EXERCISE DETAILS
Below are some records; return each one exactly.

SOURCE MATERIAL
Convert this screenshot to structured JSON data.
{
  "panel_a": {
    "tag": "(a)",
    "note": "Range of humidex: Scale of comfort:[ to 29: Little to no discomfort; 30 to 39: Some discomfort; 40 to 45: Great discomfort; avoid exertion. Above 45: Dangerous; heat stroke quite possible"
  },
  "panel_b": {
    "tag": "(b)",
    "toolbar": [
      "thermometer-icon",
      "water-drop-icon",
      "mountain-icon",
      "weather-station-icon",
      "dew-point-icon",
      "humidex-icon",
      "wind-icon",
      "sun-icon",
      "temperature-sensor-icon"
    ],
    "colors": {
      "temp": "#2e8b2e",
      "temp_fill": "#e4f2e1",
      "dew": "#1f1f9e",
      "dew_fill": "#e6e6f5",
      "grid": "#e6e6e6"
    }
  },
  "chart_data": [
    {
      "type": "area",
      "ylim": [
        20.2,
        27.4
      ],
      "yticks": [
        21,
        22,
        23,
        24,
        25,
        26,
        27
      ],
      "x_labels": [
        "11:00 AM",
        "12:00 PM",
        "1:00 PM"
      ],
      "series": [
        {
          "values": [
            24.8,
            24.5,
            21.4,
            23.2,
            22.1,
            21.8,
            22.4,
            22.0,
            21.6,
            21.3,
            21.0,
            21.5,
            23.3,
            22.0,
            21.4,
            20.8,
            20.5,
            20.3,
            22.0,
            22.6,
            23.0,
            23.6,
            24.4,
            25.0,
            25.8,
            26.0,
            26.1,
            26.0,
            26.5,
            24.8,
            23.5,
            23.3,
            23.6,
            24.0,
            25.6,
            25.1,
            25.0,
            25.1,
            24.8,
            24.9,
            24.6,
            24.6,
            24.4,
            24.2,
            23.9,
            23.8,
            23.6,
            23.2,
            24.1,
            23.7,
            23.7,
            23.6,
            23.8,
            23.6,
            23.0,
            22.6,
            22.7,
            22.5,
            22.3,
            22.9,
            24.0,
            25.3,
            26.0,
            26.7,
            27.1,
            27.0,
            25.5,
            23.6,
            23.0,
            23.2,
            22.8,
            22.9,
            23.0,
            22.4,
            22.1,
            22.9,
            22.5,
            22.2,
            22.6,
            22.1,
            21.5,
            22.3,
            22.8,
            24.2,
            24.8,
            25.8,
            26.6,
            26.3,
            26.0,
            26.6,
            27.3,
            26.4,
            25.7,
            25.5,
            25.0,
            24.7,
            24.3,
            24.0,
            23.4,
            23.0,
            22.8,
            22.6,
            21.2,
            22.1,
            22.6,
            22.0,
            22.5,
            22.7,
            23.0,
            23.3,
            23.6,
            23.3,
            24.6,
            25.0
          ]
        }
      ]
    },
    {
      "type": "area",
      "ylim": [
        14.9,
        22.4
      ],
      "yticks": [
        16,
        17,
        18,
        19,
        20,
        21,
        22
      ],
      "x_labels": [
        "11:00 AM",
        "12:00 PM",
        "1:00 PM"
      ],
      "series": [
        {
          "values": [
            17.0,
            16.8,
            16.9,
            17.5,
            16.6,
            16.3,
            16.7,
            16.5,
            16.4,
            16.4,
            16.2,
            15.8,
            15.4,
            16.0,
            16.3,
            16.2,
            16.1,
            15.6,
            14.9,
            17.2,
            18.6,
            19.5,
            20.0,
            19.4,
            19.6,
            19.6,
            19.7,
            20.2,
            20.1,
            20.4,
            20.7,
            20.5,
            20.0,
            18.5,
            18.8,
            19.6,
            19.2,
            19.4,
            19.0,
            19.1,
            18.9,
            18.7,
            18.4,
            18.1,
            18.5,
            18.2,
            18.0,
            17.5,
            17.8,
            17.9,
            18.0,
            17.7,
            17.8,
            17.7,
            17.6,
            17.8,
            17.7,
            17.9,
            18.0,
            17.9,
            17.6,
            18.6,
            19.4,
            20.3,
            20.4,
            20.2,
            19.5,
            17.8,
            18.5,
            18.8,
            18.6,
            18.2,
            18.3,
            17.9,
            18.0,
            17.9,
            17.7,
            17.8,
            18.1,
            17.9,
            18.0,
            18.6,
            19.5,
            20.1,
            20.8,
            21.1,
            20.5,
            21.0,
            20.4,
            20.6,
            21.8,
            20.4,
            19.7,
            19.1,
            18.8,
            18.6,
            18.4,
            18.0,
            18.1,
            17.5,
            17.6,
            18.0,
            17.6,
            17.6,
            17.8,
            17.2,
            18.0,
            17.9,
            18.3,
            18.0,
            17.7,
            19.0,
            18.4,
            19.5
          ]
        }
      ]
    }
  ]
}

RESPONSE FOR THIS EXERCISE
Convert this screenshot to structured JSON data.
{
  "panel_a": {
    "tag": "(a)",
    "note": "Range of humidex: Scale of comfort:[ to 29: Little to no discomfort; 30 to 39: Some discomfort; 40 to 45: Great discomfort; avoid exertion. Above 45: Dangerous; heat stroke quite possible"
  },
  "panel_b": {
    "tag": "(b)",
    "toolbar": [
      "thermometer-icon",
      "water-drop-icon",
      "mountain-icon",
      "weather-station-icon",
      "dew-point-icon",
      "humidex-icon",
      "wind-icon",
      "sun-icon",
      "temperature-sensor-icon"
    ],
    "colors": {
      "temp": "#2e8b2e",
      "temp_fill": "#e4f2e1",
      "dew": "#1f1f9e",
      "dew_fill": "#e6e6f5",
      "grid": "#e6e6e6"
    }
  },
  "chart_data": [
    {
      "type": "area",
      "ylim": [
        20.2,
        27.4
      ],
      "yticks": [
        21,
        22,
        23,
        24,
        25,
        26,
        27
      ],
      "x_labels": [
        "11:00 AM",
        "12:00 PM",
        "1:00 PM"
      ],
      "series": [
        {
          "values": [
            24.8,
            24.5,
            21.4,
            23.2,
            22.1,
            21.8,
            22.4,
            22.0,
            21.6,
            21.3,
            21.0,
            21.5,
            23.3,
            22.0,
            21.4,
            20.8,
            20.5,
            20.3,
            22.0,
            22.6,
            23.0,
            23.6,
            24.4,
            25.0,
            25.8,
            26.0,
            26.1,
            26.0,
            26.5,
            24.8,
            23.5,
            23.3,
            23.6,
            24.0,
            25.6,
            25.1,
            25.0,
            25.1,
            24.8,
            24.9,
            24.6,
            24.6,
            24.4,
            24.2,
            23.9,
            23.8,
            23.6,
            23.2,
            24.1,
            23.7,
            23.7,
            23.6,
            23.8,
            23.6,
            23.0,
            22.6,
            22.7,
            22.5,
            22.3,
            22.9,
            24.0,
            25.3,
            26.0,
            26.7,
            27.1,
            27.0,
            25.5,
            23.6,
            23.0,
            23.2,
            22.8,
            22.9,
            23.0,
            22.4,
            22.1,
            22.9,
            22.5,
            22.2,
            22.6,
            22.1,
            21.5,
            22.3,
            22.8,
            24.2,
            24.8,
            25.8,
            26.6,
            26.3,
            26.0,
            26.6,
            27.3,
            26.4,
            25.7,
            25.5,
            25.0,
            24.7,
            24.3,
            24.0,
            23.4,
            23.0,
            22.8,
            22.6,
            21.2,
            22.1,
            22.6,
            22.0,
            22.5,
            22.7,
            23.0,
            23.3,
            23.6,
            23.3,
            24.6,
            25.0
          ]
        }
      ]
    },
    {
      "type": "area",
      "ylim": [
        14.9,
        22.4
      ],
      "yticks": [
        16,
        17,
        18,
        19,
        20,
        21,
        22
      ],
      "x_labels": [
        "11:00 AM",
        "12:00 PM",
        "1:00 PM"
      ],
      "series": [
        {
          "values": [
            17.0,
            16.8,
            16.9,
            17.5,
            16.6,
            16.3,
            16.7,
            16.5,
            16.4,
            16.4,
            16.2,
            15.8,
            15.4,
            16.0,
            16.3,
            16.2,
            16.1,
            15.6,
            14.9,
            17.2,
            18.6,
            19.5,
            20.0,
            19.4,
            19.6,
            19.6,
            19.7,
            20.2,
            20.1,
            20.4,
            20.7,
            20.5,
            20.0,
            18.5,
            18.8,
            19.6,
            19.2,
            19.4,
            19.0,
            19.1,
            18.9,
            18.7,
            18.4,
            18.1,
            18.5,
            18.2,
            18.0,
            17.5,
            17.8,
            17.9,
            18.0,
            17.7,
            17.8,
            17.7,
            17.6,
            17.8,
            17.7,
            17.9,
            18.0,
            17.9,
            17.6,
            18.6,
            19.4,
            20.3,
            20.4,
            20.2,
            19.5,
            17.8,
            18.5,
            18.8,
            18.6,
            18.2,
            18.3,
            17.9,
            18.0,
            17.9,
            17.7,
            17.8,
            18.1,
            17.9,
            18.0,
            18.6,
            19.5,
            20.1,
            20.8,
            21.1,
            20.5,
            21.0,
            20.4,
            20.6,
            21.8,
            20.4,
            19.7,
            19.1,
            18.8,
            18.6,
            18.4,
            18.0,
            18.1,
            17.5,
            17.6,
            18.0,
            17.6,
            17.6,
            17.8,
            17.2,
            18.0,
            17.9,
            18.3,
            18.0,
            17.7,
            19.0,
            18.4,
            19.5
          ]
        }
      ]
    }
  ]
}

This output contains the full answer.